◆ **TASK BRIEF**: Each line that holds the word "professionals" counts once. Give the total number of such lines and nothing else.

◆ **DATA SUPPLIED**:
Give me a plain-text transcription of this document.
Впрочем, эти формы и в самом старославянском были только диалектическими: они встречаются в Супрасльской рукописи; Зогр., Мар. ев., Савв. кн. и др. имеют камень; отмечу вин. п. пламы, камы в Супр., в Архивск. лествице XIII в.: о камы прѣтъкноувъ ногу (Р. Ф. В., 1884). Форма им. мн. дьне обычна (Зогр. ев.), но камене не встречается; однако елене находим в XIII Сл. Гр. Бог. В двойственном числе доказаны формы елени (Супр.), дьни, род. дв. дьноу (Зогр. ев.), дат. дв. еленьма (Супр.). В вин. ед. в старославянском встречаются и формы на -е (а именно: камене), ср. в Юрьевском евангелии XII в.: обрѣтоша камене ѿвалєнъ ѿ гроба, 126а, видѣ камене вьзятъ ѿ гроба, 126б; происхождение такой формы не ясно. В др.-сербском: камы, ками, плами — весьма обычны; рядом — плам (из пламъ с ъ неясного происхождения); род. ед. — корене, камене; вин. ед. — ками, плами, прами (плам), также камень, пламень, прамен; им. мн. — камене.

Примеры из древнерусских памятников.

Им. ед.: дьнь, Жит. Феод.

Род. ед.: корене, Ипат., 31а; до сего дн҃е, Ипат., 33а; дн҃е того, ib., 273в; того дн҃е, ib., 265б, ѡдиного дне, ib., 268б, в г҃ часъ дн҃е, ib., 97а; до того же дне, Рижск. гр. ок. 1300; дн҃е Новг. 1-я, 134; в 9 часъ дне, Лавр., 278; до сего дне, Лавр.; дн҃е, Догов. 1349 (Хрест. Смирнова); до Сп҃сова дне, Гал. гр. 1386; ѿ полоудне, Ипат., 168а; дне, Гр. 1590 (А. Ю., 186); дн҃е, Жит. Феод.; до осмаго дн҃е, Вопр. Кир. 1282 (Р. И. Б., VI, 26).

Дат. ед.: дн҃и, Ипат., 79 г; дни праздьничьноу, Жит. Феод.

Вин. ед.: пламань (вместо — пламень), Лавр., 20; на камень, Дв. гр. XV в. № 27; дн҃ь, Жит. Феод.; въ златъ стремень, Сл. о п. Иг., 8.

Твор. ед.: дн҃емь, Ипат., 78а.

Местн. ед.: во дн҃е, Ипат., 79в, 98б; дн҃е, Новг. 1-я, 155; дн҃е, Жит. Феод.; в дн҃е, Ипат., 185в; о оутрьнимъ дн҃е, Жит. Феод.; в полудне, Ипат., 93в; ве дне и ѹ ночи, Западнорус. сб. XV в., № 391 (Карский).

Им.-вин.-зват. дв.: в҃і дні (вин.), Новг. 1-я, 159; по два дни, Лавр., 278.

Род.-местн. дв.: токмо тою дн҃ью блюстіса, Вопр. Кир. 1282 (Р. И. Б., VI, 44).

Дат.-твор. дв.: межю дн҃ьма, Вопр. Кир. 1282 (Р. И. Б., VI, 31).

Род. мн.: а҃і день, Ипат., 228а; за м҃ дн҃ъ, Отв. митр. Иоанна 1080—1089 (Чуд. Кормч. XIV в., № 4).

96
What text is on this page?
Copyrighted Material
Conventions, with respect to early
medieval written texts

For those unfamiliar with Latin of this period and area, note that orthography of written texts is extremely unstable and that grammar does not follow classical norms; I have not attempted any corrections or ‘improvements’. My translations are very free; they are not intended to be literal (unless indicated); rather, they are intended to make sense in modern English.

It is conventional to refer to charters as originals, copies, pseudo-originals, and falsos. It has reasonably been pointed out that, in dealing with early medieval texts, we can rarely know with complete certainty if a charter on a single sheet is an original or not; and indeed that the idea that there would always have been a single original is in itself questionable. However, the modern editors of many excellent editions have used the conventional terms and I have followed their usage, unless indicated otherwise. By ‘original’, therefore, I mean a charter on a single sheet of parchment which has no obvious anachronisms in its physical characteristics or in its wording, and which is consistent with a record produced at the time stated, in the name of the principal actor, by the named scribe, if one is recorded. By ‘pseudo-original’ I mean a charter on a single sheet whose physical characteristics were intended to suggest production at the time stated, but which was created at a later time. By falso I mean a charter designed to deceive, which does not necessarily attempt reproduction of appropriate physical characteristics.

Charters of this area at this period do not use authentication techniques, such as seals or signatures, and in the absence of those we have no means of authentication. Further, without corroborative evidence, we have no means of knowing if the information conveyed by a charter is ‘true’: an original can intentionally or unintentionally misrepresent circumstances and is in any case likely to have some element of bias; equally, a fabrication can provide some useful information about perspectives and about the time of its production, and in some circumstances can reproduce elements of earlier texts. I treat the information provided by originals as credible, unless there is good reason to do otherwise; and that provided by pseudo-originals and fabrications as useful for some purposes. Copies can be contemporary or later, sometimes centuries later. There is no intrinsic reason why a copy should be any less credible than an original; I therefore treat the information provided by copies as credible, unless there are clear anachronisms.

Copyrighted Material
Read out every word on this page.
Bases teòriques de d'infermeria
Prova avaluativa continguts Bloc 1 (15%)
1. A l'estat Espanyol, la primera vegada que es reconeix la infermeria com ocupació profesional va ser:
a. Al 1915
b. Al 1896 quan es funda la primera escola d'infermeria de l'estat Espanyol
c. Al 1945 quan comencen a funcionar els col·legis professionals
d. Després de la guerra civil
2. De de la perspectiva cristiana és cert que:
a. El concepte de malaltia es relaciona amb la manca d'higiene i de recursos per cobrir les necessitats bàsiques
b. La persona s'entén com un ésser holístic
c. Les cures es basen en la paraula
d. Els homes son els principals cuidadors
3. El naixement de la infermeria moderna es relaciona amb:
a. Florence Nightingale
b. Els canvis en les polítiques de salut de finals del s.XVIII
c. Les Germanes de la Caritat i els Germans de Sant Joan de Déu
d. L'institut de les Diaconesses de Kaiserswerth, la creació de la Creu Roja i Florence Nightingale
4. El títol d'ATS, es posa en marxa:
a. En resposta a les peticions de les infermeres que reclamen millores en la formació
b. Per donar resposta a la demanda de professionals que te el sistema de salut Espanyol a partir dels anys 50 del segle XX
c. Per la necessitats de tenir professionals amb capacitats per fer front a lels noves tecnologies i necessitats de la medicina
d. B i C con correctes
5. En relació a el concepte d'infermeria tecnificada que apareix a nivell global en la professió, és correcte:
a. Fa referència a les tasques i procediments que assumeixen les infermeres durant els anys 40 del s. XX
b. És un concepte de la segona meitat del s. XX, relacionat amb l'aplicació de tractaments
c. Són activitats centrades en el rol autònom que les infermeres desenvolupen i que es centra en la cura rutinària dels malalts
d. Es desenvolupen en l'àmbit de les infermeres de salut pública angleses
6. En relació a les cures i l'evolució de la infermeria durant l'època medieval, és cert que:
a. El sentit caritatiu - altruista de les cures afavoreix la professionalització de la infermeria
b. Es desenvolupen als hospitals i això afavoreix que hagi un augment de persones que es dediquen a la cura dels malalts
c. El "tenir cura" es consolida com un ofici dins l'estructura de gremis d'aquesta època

◆ **EXERCISE SOLUTION**: 3